— What you have to do —
Transcribe all records exactly.

Dataset listings of figures:
◇ ◇ ◇

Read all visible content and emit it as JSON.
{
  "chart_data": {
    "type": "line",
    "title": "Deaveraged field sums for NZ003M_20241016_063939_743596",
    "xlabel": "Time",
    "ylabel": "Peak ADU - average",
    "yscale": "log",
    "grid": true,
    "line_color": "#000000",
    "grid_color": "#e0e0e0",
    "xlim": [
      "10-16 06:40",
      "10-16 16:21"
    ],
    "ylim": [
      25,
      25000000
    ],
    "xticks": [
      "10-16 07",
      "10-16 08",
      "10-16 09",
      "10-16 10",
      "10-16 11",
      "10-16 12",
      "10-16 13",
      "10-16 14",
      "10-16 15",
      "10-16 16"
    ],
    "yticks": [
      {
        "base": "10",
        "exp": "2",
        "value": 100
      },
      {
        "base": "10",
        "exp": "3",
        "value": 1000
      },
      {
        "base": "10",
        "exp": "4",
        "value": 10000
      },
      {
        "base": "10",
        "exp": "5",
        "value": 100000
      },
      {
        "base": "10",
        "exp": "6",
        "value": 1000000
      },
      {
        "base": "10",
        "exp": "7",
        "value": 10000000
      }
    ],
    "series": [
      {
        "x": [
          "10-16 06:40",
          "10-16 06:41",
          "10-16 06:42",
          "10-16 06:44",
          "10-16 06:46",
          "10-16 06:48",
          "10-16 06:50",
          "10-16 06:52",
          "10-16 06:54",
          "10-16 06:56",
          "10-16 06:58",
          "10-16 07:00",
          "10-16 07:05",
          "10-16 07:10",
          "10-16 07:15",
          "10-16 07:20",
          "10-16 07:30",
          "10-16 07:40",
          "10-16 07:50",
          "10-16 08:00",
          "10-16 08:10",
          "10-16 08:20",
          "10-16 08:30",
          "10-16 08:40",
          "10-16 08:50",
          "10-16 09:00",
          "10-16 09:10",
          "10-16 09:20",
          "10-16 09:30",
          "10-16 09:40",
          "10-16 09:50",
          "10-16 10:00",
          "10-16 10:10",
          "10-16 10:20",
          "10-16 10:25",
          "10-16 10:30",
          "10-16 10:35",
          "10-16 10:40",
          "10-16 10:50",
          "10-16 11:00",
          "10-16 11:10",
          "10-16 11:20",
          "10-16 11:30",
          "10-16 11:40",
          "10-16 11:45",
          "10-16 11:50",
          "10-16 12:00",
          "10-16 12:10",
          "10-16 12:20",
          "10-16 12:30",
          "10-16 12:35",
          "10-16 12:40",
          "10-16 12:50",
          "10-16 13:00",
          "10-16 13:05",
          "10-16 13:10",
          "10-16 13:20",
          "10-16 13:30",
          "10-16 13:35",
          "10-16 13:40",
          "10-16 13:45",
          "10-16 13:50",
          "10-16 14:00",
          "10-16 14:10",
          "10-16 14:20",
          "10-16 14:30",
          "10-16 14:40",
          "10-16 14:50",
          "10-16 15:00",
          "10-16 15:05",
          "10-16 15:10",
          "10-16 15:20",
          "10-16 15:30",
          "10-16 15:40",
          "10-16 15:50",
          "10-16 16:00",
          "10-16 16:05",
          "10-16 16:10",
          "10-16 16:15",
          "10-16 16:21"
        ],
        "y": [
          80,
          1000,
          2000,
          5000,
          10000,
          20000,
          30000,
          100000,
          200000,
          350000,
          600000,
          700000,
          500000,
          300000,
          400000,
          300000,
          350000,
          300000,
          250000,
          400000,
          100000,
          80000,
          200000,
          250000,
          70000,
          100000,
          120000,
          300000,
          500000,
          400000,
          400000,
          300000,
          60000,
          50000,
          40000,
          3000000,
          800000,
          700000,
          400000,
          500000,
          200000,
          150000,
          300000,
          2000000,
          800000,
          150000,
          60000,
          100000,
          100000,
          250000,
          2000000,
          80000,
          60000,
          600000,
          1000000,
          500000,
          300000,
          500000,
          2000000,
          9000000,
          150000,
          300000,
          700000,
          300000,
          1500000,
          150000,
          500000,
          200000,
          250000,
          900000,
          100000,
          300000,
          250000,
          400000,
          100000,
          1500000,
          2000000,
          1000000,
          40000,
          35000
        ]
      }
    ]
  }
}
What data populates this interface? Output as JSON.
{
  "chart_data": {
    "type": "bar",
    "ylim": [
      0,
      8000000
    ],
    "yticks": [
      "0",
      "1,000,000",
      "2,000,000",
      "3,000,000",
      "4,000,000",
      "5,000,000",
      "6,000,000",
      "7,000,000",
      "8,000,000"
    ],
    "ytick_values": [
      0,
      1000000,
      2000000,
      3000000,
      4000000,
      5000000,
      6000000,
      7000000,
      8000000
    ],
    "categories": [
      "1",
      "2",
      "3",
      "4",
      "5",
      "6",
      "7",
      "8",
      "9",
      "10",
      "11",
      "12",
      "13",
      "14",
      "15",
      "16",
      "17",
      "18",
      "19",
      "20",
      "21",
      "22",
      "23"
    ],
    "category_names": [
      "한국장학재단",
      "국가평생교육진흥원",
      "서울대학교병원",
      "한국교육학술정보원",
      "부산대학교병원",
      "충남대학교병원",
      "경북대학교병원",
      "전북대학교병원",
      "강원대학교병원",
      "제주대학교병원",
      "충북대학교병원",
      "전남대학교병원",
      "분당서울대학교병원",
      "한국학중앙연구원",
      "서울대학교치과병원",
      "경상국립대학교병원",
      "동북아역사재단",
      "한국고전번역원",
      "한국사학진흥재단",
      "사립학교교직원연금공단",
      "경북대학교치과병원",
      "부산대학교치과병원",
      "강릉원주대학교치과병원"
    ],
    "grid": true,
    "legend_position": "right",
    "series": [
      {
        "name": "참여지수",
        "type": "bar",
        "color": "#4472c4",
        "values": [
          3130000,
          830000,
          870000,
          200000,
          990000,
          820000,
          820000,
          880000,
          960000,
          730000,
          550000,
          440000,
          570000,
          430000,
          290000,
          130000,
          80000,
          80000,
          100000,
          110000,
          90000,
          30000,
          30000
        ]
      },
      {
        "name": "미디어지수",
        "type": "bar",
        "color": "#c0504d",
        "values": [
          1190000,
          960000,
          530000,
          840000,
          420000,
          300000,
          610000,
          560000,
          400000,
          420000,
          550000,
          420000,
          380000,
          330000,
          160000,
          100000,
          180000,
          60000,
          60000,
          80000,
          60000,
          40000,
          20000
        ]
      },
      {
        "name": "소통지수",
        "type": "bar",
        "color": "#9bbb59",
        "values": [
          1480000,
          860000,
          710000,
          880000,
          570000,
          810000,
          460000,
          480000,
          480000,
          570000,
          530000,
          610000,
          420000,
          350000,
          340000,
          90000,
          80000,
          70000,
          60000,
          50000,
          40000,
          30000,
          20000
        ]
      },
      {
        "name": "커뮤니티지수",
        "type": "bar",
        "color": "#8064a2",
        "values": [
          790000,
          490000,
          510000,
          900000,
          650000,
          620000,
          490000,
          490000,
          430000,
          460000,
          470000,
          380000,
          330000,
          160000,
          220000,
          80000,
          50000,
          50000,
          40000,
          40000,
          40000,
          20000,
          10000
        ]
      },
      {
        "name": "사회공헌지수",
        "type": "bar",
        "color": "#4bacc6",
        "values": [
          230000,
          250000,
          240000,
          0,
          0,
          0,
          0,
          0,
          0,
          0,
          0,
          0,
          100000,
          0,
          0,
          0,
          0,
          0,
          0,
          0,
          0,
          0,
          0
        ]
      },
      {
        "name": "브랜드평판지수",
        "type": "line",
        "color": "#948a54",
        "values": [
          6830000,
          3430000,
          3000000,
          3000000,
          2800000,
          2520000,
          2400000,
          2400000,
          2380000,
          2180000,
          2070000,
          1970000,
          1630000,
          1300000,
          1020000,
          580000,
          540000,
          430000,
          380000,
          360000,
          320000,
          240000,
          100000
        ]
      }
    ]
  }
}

◇ ◇ ◇

— Task answer —
Read all visible content and emit it as JSON.
{
  "chart_data": {
    "type": "line",
    "title": "Deaveraged field sums for NZ003M_20241016_063939_743596",
    "xlabel": "Time",
    "ylabel": "Peak ADU - average",
    "yscale": "log",
    "grid": true,
    "line_color": "#000000",
    "grid_color": "#e0e0e0",
    "xlim": [
      "10-16 06:40",
      "10-16 16:21"
    ],
    "ylim": [
      25,
      25000000
    ],
    "xticks": [
      "10-16 07",
      "10-16 08",
      "10-16 09",
      "10-16 10",
      "10-16 11",
      "10-16 12",
      "10-16 13",
      "10-16 14",
      "10-16 15",
      "10-16 16"
    ],
    "yticks": [
      {
        "base": "10",
        "exp": "2",
        "value": 100
      },
      {
        "base": "10",
        "exp": "3",
        "value": 1000
      },
      {
        "base": "10",
        "exp": "4",
        "value": 10000
      },
      {
        "base": "10",
        "exp": "5",
        "value": 100000
      },
      {
        "base": "10",
        "exp": "6",
        "value": 1000000
      },
      {
        "base": "10",
        "exp": "7",
        "value": 10000000
      }
    ],
    "series": [
      {
        "x": [
          "10-16 06:40",
          "10-16 06:41",
          "10-16 06:42",
          "10-16 06:44",
          "10-16 06:46",
          "10-16 06:48",
          "10-16 06:50",
          "10-16 06:52",
          "10-16 06:54",
          "10-16 06:56",
          "10-16 06:58",
          "10-16 07:00",
          "10-16 07:05",
          "10-16 07:10",
          "10-16 07:15",
          "10-16 07:20",
          "10-16 07:30",
          "10-16 07:40",
          "10-16 07:50",
          "10-16 08:00",
          "10-16 08:10",
          "10-16 08:20",
          "10-16 08:30",
          "10-16 08:40",
          "10-16 08:50",
          "10-16 09:00",
          "10-16 09:10",
          "10-16 09:20",
          "10-16 09:30",
          "10-16 09:40",
          "10-16 09:50",
          "10-16 10:00",
          "10-16 10:10",
          "10-16 10:20",
          "10-16 10:25",
          "10-16 10:30",
          "10-16 10:35",
          "10-16 10:40",
          "10-16 10:50",
          "10-16 11:00",
          "10-16 11:10",
          "10-16 11:20",
          "10-16 11:30",
          "10-16 11:40",
          "10-16 11:45",
          "10-16 11:50",
          "10-16 12:00",
          "10-16 12:10",
          "10-16 12:20",
          "10-16 12:30",
          "10-16 12:35",
          "10-16 12:40",
          "10-16 12:50",
          "10-16 13:00",
          "10-16 13:05",
          "10-16 13:10",
          "10-16 13:20",
          "10-16 13:30",
          "10-16 13:35",
          "10-16 13:40",
          "10-16 13:45",
          "10-16 13:50",
          "10-16 14:00",
          "10-16 14:10",
          "10-16 14:20",
          "10-16 14:30",
          "10-16 14:40",
          "10-16 14:50",
          "10-16 15:00",
          "10-16 15:05",
          "10-16 15:10",
          "10-16 15:20",
          "10-16 15:30",
          "10-16 15:40",
          "10-16 15:50",
          "10-16 16:00",
          "10-16 16:05",
          "10-16 16:10",
          "10-16 16:15",
          "10-16 16:21"
        ],
        "y": [
          80,
          1000,
          2000,
          5000,
          10000,
          20000,
          30000,
          100000,
          200000,
          350000,
          600000,
          700000,
          500000,
          300000,
          400000,
          300000,
          350000,
          300000,
          250000,
          400000,
          100000,
          80000,
          200000,
          250000,
          70000,
          100000,
          120000,
          300000,
          500000,
          400000,
          400000,
          300000,
          60000,
          50000,
          40000,
          3000000,
          800000,
          700000,
          400000,
          500000,
          200000,
          150000,
          300000,
          2000000,
          800000,
          150000,
          60000,
          100000,
          100000,
          250000,
          2000000,
          80000,
          60000,
          600000,
          1000000,
          500000,
          300000,
          500000,
          2000000,
          9000000,
          150000,
          300000,
          700000,
          300000,
          1500000,
          150000,
          500000,
          200000,
          250000,
          900000,
          100000,
          300000,
          250000,
          400000,
          100000,
          1500000,
          2000000,
          1000000,
          40000,
          35000
        ]
      }
    ]
  }
}
What data populates this interface? Output as JSON.
{
  "chart_data": {
    "type": "bar",
    "ylim": [
      0,
      8000000
    ],
    "yticks": [
      "0",
      "1,000,000",
      "2,000,000",
      "3,000,000",
      "4,000,000",
      "5,000,000",
      "6,000,000",
      "7,000,000",
      "8,000,000"
    ],
    "ytick_values": [
      0,
      1000000,
      2000000,
      3000000,
      4000000,
      5000000,
      6000000,
      7000000,
      8000000
    ],
    "categories": [
      "1",
      "2",
      "3",
      "4",
      "5",
      "6",
      "7",
      "8",
      "9",
      "10",
      "11",
      "12",
      "13",
      "14",
      "15",
      "16",
      "17",
      "18",
      "19",
      "20",
      "21",
      "22",
      "23"
    ],
    "category_names": [
      "한국장학재단",
      "국가평생교육진흥원",
      "서울대학교병원",
      "한국교육학술정보원",
      "부산대학교병원",
      "충남대학교병원",
      "경북대학교병원",
      "전북대학교병원",
      "강원대학교병원",
      "제주대학교병원",
      "충북대학교병원",
      "전남대학교병원",
      "분당서울대학교병원",
      "한국학중앙연구원",
      "서울대학교치과병원",
      "경상국립대학교병원",
      "동북아역사재단",
      "한국고전번역원",
      "한국사학진흥재단",
      "사립학교교직원연금공단",
      "경북대학교치과병원",
      "부산대학교치과병원",
      "강릉원주대학교치과병원"
    ],
    "grid": true,
    "legend_position": "right",
    "series": [
      {
        "name": "참여지수",
        "type": "bar",
        "color": "#4472c4",
        "values": [
          3130000,
          830000,
          870000,
          200000,
          990000,
          820000,
          820000,
          880000,
          960000,
          730000,
          550000,
          440000,
          570000,
          430000,
          290000,
          130000,
          80000,
          80000,
          100000,
          110000,
          90000,
          30000,
          30000
        ]
      },
      {
        "name": "미디어지수",
        "type": "bar",
        "color": "#c0504d",
        "values": [
          1190000,
          960000,
          530000,
          840000,
          420000,
          300000,
          610000,
          560000,
          400000,
          420000,
          550000,
          420000,
          380000,
          330000,
          160000,
          100000,
          180000,
          60000,
          60000,
          80000,
          60000,
          40000,
          20000
        ]
      },
      {
        "name": "소통지수",
        "type": "bar",
        "color": "#9bbb59",
        "values": [
          1480000,
          860000,
          710000,
          880000,
          570000,
          810000,
          460000,
          480000,
          480000,
          570000,
          530000,
          610000,
          420000,
          350000,
          340000,
          90000,
          80000,
          70000,
          60000,
          50000,
          40000,
          30000,
          20000
        ]
      },
      {
        "name": "커뮤니티지수",
        "type": "bar",
        "color": "#8064a2",
        "values": [
          790000,
          490000,
          510000,
          900000,
          650000,
          620000,
          490000,
          490000,
          430000,
          460000,
          470000,
          380000,
          330000,
          160000,
          220000,
          80000,
          50000,
          50000,
          40000,
          40000,
          40000,
          20000,
          10000
        ]
      },
      {
        "name": "사회공헌지수",
        "type": "bar",
        "color": "#4bacc6",
        "values": [
          230000,
          250000,
          240000,
          0,
          0,
          0,
          0,
          0,
          0,
          0,
          0,
          0,
          100000,
          0,
          0,
          0,
          0,
          0,
          0,
          0,
          0,
          0,
          0
        ]
      },
      {
        "name": "브랜드평판지수",
        "type": "line",
        "color": "#948a54",
        "values": [
          6830000,
          3430000,
          3000000,
          3000000,
          2800000,
          2520000,
          2400000,
          2400000,
          2380000,
          2180000,
          2070000,
          1970000,
          1630000,
          1300000,
          1020000,
          580000,
          540000,
          430000,
          380000,
          360000,
          320000,
          240000,
          100000
        ]
      }
    ]
  }
}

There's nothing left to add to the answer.